GIVEN INFORMATION -
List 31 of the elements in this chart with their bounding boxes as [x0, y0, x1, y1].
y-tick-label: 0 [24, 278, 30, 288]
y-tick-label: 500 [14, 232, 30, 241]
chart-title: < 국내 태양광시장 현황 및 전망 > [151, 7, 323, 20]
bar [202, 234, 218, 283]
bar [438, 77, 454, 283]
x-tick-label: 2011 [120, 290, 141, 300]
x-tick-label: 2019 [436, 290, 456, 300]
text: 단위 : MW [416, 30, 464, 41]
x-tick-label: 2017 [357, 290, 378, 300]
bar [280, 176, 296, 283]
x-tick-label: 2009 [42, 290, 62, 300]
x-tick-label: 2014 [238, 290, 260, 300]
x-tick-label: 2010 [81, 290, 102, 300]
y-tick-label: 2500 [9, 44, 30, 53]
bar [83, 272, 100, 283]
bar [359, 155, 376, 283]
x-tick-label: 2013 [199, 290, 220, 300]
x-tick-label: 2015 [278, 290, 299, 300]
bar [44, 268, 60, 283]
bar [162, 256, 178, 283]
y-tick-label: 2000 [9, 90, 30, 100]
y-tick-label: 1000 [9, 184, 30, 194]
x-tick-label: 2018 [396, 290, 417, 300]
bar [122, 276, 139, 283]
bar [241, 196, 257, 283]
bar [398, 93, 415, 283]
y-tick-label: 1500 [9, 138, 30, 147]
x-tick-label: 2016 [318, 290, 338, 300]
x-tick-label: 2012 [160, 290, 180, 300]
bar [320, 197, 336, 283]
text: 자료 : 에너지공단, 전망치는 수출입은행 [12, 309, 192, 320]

THE TASK - Please change every "bar" to "column" in the listing from its first line through the line containing "y-tick-label: 1500 [9, 138, 30, 147]", leaving everything else as it is.

IN RESPONSE -
List 31 of the elements in this chart with their bounding boxes as [x0, y0, x1, y1].
y-tick-label: 0 [24, 278, 30, 288]
y-tick-label: 500 [14, 232, 30, 241]
chart-title: < 국내 태양광시장 현황 및 전망 > [151, 7, 323, 20]
column [202, 234, 218, 283]
column [438, 77, 454, 283]
x-tick-label: 2011 [120, 290, 141, 300]
x-tick-label: 2019 [436, 290, 456, 300]
text: 단위 : MW [416, 30, 464, 41]
x-tick-label: 2017 [357, 290, 378, 300]
column [280, 176, 296, 283]
x-tick-label: 2009 [42, 290, 62, 300]
x-tick-label: 2014 [238, 290, 260, 300]
x-tick-label: 2010 [81, 290, 102, 300]
y-tick-label: 2500 [9, 44, 30, 53]
column [83, 272, 100, 283]
column [359, 155, 376, 283]
x-tick-label: 2013 [199, 290, 220, 300]
x-tick-label: 2015 [278, 290, 299, 300]
column [44, 268, 60, 283]
column [162, 256, 178, 283]
y-tick-label: 2000 [9, 90, 30, 100]
y-tick-label: 1000 [9, 184, 30, 194]
x-tick-label: 2018 [396, 290, 417, 300]
column [122, 276, 139, 283]
column [241, 196, 257, 283]
column [398, 93, 415, 283]
y-tick-label: 1500 [9, 138, 30, 147]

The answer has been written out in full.